[start]

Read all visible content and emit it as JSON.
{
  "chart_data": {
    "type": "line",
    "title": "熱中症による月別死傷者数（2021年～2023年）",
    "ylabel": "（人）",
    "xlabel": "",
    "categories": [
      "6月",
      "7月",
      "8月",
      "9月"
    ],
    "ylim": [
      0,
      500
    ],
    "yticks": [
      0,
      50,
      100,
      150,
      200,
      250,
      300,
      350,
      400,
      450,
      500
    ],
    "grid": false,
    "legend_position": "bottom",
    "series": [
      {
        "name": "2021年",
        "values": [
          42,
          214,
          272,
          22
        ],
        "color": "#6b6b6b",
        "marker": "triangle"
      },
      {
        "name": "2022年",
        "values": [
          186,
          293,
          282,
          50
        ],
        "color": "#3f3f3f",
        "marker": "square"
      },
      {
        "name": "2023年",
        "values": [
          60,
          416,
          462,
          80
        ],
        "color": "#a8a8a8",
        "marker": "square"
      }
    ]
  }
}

[end]

WRITTEN TASK -> All of the records must be repeated exactly.

RESPONSE TO THE EXERCISE ->
Read all visible content and emit it as JSON.
{
  "chart_data": {
    "type": "line",
    "title": "熱中症による月別死傷者数（2021年～2023年）",
    "ylabel": "（人）",
    "xlabel": "",
    "categories": [
      "6月",
      "7月",
      "8月",
      "9月"
    ],
    "ylim": [
      0,
      500
    ],
    "yticks": [
      0,
      50,
      100,
      150,
      200,
      250,
      300,
      350,
      400,
      450,
      500
    ],
    "grid": false,
    "legend_position": "bottom",
    "series": [
      {
        "name": "2021年",
        "values": [
          42,
          214,
          272,
          22
        ],
        "color": "#6b6b6b",
        "marker": "triangle"
      },
      {
        "name": "2022年",
        "values": [
          186,
          293,
          282,
          50
        ],
        "color": "#3f3f3f",
        "marker": "square"
      },
      {
        "name": "2023年",
        "values": [
          60,
          416,
          462,
          80
        ],
        "color": "#a8a8a8",
        "marker": "square"
      }
    ]
  }
}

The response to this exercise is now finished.